Find every line in the records below that holds the word "poll", and copy it out.
---- Records supplied
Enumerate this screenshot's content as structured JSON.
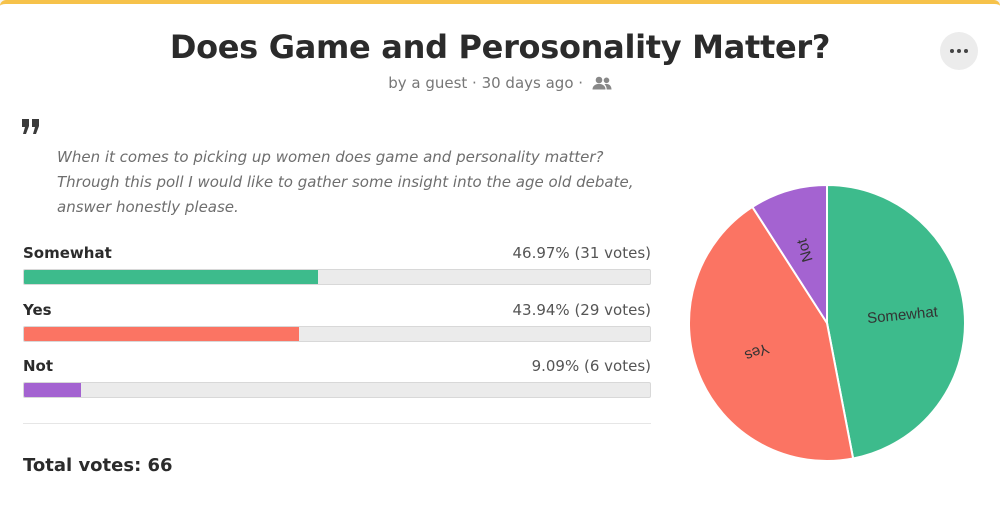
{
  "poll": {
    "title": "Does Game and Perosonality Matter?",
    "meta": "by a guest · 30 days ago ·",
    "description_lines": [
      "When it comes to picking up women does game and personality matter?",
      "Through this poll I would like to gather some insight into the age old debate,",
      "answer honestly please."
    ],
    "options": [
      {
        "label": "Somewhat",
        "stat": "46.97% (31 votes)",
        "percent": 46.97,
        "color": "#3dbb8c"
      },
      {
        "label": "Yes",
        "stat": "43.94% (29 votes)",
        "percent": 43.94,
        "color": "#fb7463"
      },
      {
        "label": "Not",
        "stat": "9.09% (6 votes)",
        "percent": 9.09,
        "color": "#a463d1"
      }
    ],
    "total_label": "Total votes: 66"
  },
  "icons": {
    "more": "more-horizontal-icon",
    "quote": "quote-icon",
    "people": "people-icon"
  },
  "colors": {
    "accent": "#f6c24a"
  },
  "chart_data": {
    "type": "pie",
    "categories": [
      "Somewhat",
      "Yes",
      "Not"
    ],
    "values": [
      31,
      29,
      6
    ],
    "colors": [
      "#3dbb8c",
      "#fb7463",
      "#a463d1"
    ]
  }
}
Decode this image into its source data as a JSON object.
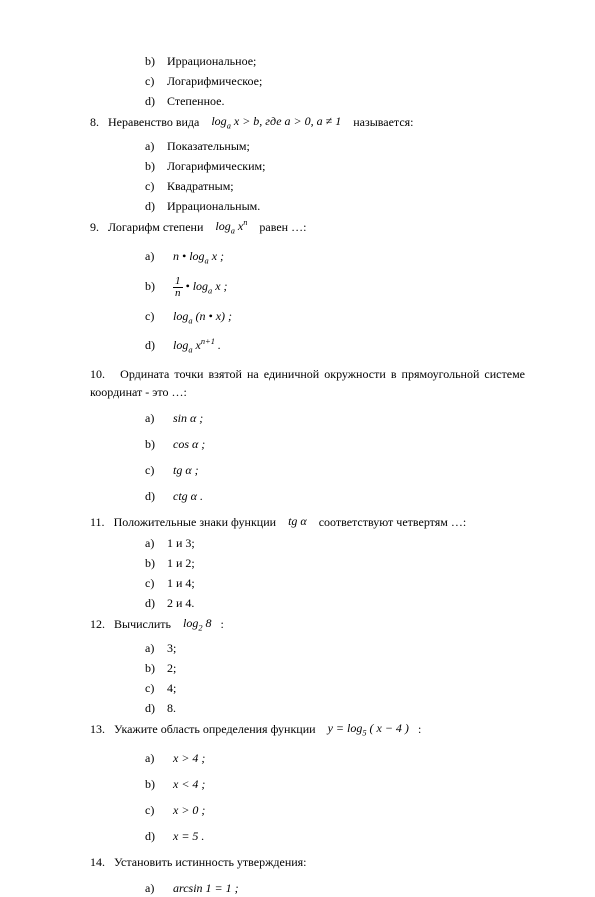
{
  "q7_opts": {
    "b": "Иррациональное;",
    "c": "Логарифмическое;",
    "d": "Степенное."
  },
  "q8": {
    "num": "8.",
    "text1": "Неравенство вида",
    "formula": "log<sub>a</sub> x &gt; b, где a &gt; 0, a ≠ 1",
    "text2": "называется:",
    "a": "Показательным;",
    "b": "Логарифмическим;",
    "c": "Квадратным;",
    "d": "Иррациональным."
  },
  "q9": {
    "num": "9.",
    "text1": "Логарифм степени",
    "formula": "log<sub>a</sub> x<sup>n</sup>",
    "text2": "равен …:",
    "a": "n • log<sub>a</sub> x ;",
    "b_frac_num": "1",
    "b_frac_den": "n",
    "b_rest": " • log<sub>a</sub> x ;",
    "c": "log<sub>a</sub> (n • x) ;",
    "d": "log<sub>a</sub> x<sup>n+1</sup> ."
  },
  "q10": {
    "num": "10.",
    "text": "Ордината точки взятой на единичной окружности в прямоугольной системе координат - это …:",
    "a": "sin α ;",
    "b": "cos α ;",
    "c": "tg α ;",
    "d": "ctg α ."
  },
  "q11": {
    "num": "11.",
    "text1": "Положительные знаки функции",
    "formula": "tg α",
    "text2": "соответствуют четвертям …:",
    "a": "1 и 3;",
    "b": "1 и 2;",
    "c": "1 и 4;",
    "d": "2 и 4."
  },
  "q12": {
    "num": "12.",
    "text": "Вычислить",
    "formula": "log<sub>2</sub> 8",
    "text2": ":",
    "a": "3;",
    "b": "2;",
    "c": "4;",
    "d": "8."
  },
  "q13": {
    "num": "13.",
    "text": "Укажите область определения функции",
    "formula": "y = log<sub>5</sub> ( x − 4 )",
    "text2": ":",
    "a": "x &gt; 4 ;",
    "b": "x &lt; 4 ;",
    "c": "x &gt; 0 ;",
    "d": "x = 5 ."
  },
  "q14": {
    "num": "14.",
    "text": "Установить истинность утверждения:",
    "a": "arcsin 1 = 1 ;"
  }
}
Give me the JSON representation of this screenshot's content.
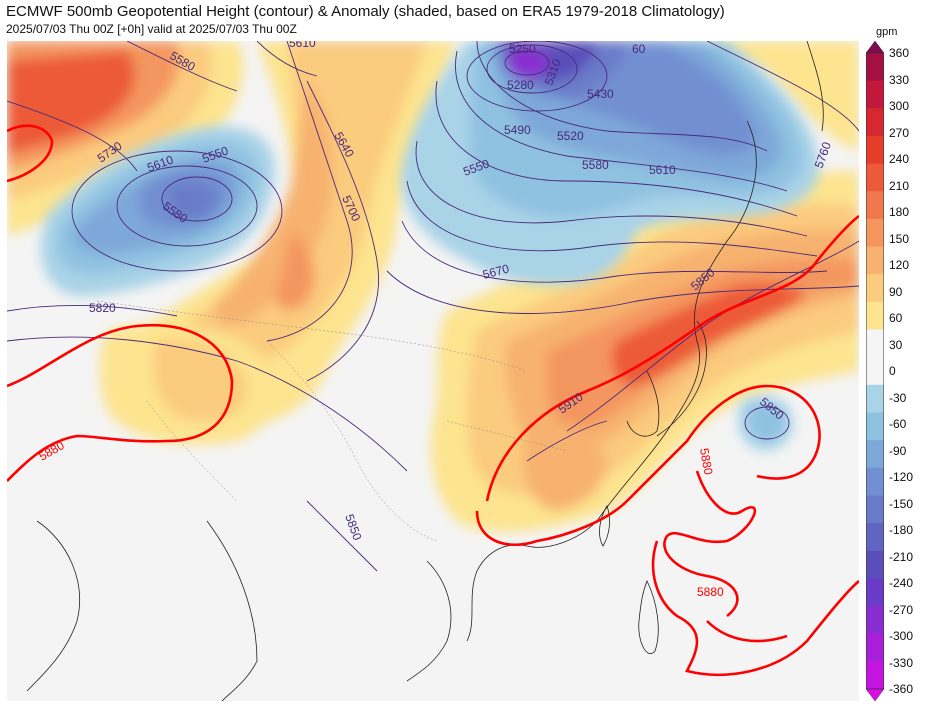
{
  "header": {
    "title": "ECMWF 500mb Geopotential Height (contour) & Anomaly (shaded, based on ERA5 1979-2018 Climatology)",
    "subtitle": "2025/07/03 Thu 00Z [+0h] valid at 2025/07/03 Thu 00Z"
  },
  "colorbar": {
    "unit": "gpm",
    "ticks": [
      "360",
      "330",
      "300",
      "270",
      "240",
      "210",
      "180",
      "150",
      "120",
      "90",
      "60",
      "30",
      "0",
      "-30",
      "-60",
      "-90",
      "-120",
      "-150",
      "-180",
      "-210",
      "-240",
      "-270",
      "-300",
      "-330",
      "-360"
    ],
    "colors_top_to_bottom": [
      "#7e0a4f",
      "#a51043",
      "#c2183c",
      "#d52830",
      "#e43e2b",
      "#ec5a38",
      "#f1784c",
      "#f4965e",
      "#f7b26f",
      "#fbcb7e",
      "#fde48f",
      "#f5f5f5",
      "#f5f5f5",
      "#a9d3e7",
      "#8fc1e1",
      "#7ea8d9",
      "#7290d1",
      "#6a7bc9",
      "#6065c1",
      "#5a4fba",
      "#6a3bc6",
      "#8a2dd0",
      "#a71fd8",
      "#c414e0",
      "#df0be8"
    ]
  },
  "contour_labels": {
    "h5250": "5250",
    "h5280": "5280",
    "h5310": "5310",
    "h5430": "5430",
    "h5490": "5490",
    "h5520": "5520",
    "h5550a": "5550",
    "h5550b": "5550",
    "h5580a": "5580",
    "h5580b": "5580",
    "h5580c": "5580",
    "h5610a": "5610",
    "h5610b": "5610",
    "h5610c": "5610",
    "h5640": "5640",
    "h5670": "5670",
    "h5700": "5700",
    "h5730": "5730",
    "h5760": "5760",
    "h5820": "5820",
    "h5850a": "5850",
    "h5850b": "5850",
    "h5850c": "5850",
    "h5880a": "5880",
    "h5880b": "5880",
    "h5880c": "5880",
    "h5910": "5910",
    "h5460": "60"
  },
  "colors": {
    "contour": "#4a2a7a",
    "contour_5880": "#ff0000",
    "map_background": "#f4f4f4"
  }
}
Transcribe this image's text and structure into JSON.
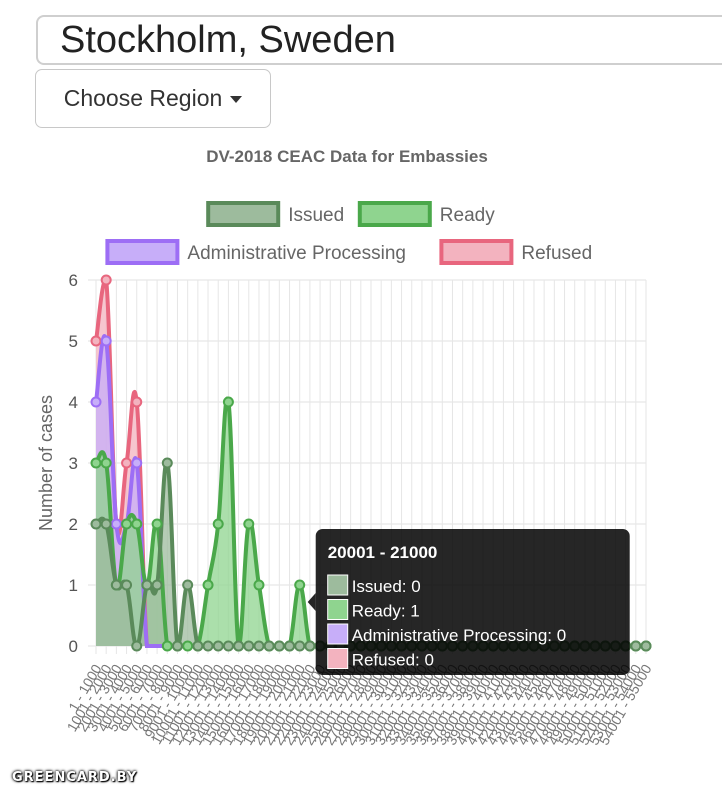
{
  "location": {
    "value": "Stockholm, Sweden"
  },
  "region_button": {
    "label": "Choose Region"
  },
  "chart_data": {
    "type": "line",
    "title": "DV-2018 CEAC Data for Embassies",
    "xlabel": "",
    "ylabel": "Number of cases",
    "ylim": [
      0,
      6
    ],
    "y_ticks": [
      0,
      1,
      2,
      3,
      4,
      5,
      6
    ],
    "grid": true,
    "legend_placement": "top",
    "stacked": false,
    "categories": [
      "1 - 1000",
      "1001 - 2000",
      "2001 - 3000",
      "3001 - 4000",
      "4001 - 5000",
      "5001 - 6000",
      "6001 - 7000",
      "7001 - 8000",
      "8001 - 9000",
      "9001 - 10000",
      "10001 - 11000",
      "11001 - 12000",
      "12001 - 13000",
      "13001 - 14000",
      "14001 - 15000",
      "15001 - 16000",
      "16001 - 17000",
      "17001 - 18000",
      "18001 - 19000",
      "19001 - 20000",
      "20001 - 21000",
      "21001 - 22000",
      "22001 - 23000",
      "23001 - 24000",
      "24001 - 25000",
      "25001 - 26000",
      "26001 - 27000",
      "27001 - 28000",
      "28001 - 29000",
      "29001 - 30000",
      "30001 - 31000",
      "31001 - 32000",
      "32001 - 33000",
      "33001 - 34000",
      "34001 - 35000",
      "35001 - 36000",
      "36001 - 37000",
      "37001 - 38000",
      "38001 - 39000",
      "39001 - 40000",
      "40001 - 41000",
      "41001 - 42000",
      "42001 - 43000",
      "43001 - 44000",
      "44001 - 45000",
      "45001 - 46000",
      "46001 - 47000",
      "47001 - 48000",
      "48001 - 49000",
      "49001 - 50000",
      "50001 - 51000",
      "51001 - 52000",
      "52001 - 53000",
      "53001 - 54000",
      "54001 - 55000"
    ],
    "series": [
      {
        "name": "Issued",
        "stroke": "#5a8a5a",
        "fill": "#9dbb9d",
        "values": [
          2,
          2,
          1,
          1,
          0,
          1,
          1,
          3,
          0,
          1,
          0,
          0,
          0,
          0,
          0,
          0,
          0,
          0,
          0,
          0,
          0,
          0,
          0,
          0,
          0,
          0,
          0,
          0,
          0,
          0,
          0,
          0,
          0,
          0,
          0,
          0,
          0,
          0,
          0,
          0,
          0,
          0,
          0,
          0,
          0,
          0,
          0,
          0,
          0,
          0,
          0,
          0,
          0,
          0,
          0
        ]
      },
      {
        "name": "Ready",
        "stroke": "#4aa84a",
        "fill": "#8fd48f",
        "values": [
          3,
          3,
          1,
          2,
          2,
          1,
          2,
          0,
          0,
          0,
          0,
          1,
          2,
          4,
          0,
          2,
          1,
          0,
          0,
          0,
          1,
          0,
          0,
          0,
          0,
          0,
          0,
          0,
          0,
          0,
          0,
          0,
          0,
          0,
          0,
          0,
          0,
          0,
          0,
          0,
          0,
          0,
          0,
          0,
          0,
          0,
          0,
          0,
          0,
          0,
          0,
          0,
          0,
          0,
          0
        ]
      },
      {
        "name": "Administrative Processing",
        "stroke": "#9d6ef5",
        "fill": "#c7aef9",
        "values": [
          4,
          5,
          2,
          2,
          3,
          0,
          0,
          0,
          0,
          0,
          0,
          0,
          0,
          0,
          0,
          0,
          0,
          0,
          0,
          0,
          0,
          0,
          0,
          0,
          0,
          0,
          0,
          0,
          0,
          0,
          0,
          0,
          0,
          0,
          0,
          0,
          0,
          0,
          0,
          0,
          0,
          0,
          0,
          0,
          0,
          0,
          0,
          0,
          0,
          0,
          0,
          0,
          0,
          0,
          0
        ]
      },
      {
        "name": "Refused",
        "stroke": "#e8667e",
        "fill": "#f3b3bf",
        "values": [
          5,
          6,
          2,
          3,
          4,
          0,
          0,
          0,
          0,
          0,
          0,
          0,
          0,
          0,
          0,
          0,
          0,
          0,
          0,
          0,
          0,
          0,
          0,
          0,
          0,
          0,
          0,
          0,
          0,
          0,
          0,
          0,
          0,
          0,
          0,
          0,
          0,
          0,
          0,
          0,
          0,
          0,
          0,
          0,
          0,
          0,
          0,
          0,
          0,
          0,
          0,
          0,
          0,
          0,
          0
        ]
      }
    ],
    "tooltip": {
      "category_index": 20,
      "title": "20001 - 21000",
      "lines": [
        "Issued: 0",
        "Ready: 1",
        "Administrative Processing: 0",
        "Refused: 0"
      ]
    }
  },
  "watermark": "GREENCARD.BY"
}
--------
→ Task output:
  "poll": {
      "Through this poll I would like to gather some insight into the age old debate,",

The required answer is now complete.